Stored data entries
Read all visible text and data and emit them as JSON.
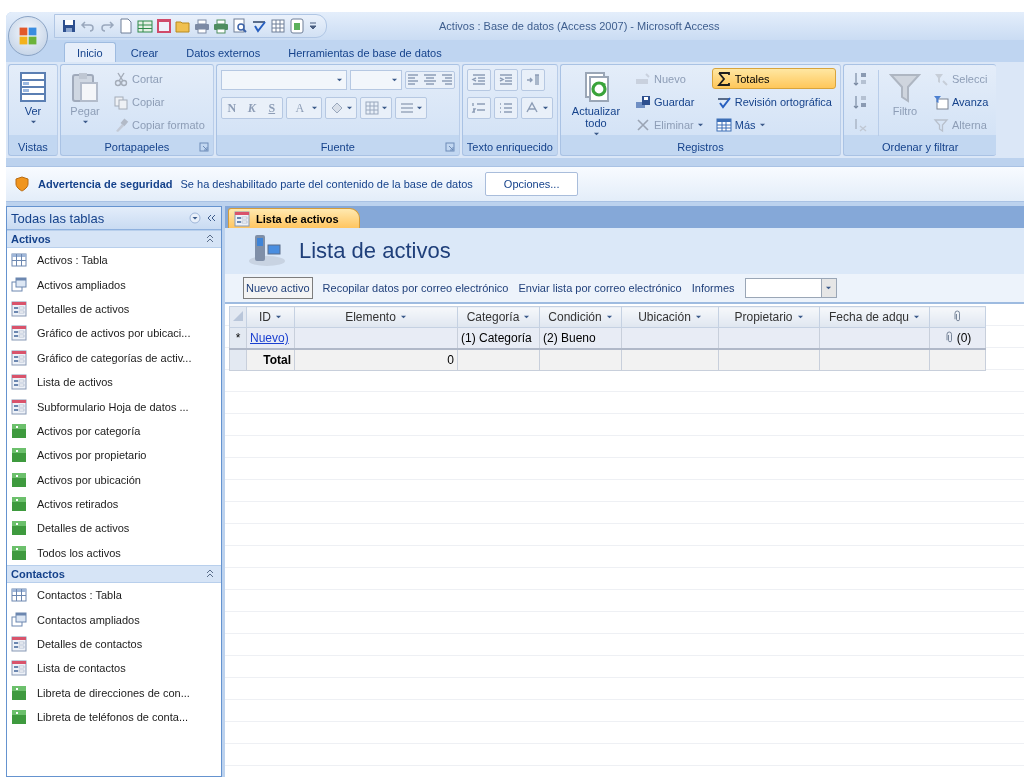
{
  "window": {
    "title": "Activos : Base de datos (Access 2007) - Microsoft Access"
  },
  "ribbon_tabs": [
    {
      "label": "Inicio",
      "selected": true
    },
    {
      "label": "Crear",
      "selected": false
    },
    {
      "label": "Datos externos",
      "selected": false
    },
    {
      "label": "Herramientas de base de datos",
      "selected": false
    }
  ],
  "ribbon_groups": [
    {
      "kind": "views",
      "label": "Vistas",
      "launcher": false,
      "controls": [
        {
          "kind": "large",
          "label": "Ver",
          "dropdown": true,
          "disabled": false,
          "on": false
        }
      ]
    },
    {
      "kind": "clipboard",
      "label": "Portapapeles",
      "launcher": true,
      "controls": [
        {
          "kind": "large",
          "label": "Pegar",
          "dropdown": true,
          "disabled": true,
          "on": false
        },
        {
          "kind": "small",
          "label": "Cortar",
          "dropdown": false,
          "disabled": true,
          "on": false
        },
        {
          "kind": "small",
          "label": "Copiar",
          "dropdown": false,
          "disabled": true,
          "on": false
        },
        {
          "kind": "small",
          "label": "Copiar formato",
          "dropdown": false,
          "disabled": true,
          "on": false
        }
      ]
    },
    {
      "kind": "font",
      "label": "Fuente",
      "launcher": true,
      "letters": [
        {
          "label": "N",
          "disabled": true
        },
        {
          "label": "K",
          "disabled": true
        },
        {
          "label": "S",
          "disabled": true
        },
        {
          "label": "A",
          "disabled": true
        }
      ]
    },
    {
      "kind": "richtext",
      "label": "Texto enriquecido",
      "launcher": false
    },
    {
      "kind": "records",
      "label": "Registros",
      "launcher": false,
      "controls": [
        {
          "kind": "large",
          "label": "Actualizar todo",
          "dropdown": true,
          "disabled": false,
          "on": false
        },
        {
          "kind": "small",
          "label": "Nuevo",
          "dropdown": false,
          "disabled": true,
          "on": false
        },
        {
          "kind": "small",
          "label": "Guardar",
          "dropdown": false,
          "disabled": false,
          "on": false
        },
        {
          "kind": "small",
          "label": "Eliminar",
          "dropdown": true,
          "disabled": true,
          "on": false
        },
        {
          "kind": "small",
          "label": "Totales",
          "dropdown": false,
          "disabled": false,
          "on": true
        },
        {
          "kind": "small",
          "label": "Revisión ortográfica",
          "dropdown": false,
          "disabled": false,
          "on": false
        },
        {
          "kind": "small",
          "label": "Más",
          "dropdown": true,
          "disabled": false,
          "on": false
        }
      ]
    },
    {
      "kind": "sort",
      "label": "Ordenar y filtrar",
      "launcher": false,
      "controls": [
        {
          "kind": "large",
          "label": "Filtro",
          "dropdown": false,
          "disabled": true,
          "on": false
        },
        {
          "kind": "small",
          "label": "Selecci",
          "dropdown": false,
          "disabled": true,
          "on": false
        },
        {
          "kind": "small",
          "label": "Avanza",
          "dropdown": false,
          "disabled": false,
          "on": false
        },
        {
          "kind": "small",
          "label": "Alterna",
          "dropdown": false,
          "disabled": true,
          "on": false
        }
      ]
    }
  ],
  "security_bar": {
    "title": "Advertencia de seguridad",
    "message": "Se ha deshabilitado parte del contenido de la base de datos",
    "button": "Opciones..."
  },
  "navigation_pane": {
    "title": "Todas las tablas",
    "groups": [
      {
        "label": "Activos",
        "expanded": true,
        "items": [
          {
            "kind": "table",
            "label": "Activos : Tabla"
          },
          {
            "kind": "query",
            "label": "Activos ampliados"
          },
          {
            "kind": "form",
            "label": "Detalles de activos"
          },
          {
            "kind": "form",
            "label": "Gráfico de activos por ubicaci..."
          },
          {
            "kind": "form",
            "label": "Gráfico de categorías de activ..."
          },
          {
            "kind": "form",
            "label": "Lista de activos"
          },
          {
            "kind": "form",
            "label": "Subformulario Hoja de datos ..."
          },
          {
            "kind": "report",
            "label": "Activos por categoría"
          },
          {
            "kind": "report",
            "label": "Activos por propietario"
          },
          {
            "kind": "report",
            "label": "Activos por ubicación"
          },
          {
            "kind": "report",
            "label": "Activos retirados"
          },
          {
            "kind": "report",
            "label": "Detalles de activos"
          },
          {
            "kind": "report",
            "label": "Todos los activos"
          }
        ]
      },
      {
        "label": "Contactos",
        "expanded": true,
        "items": [
          {
            "kind": "table",
            "label": "Contactos : Tabla"
          },
          {
            "kind": "query",
            "label": "Contactos ampliados"
          },
          {
            "kind": "form",
            "label": "Detalles de contactos"
          },
          {
            "kind": "form",
            "label": "Lista de contactos"
          },
          {
            "kind": "report",
            "label": "Libreta de direcciones de con..."
          },
          {
            "kind": "report",
            "label": "Libreta de teléfonos de conta..."
          }
        ]
      }
    ]
  },
  "document_tabs": [
    {
      "label": "Lista de activos",
      "selected": true
    }
  ],
  "form": {
    "title": "Lista de activos",
    "actions": [
      {
        "kind": "button",
        "label": "Nuevo activo"
      },
      {
        "kind": "link",
        "label": "Recopilar datos por correo electrónico"
      },
      {
        "kind": "link",
        "label": "Enviar lista por correo electrónico"
      },
      {
        "kind": "link",
        "label": "Informes"
      },
      {
        "kind": "combo"
      }
    ],
    "datasheet": {
      "columns": [
        {
          "kind": "text",
          "label": "ID"
        },
        {
          "kind": "text",
          "label": "Elemento"
        },
        {
          "kind": "text",
          "label": "Categoría"
        },
        {
          "kind": "text",
          "label": "Condición"
        },
        {
          "kind": "text",
          "label": "Ubicación"
        },
        {
          "kind": "text",
          "label": "Propietario"
        },
        {
          "kind": "text",
          "label": "Fecha de adqu"
        },
        {
          "kind": "attachment"
        }
      ],
      "rows": [
        {
          "kind": "new",
          "selector": "*",
          "cells": [
            "Nuevo)",
            null,
            "(1) Categoría",
            "(2) Bueno",
            null,
            null,
            null,
            "(0)"
          ]
        },
        {
          "kind": "total",
          "cells": [
            "Total",
            "0",
            null,
            null,
            null,
            null,
            null,
            null
          ]
        }
      ]
    }
  }
}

▶ **INSTRUCTION**
Look through the data and show every line containing "correo".

▶ **ANSWER TO THIS TASK**
        "label": "Recopilar datos por correo electrónico"
        "label": "Enviar lista por correo electrónico"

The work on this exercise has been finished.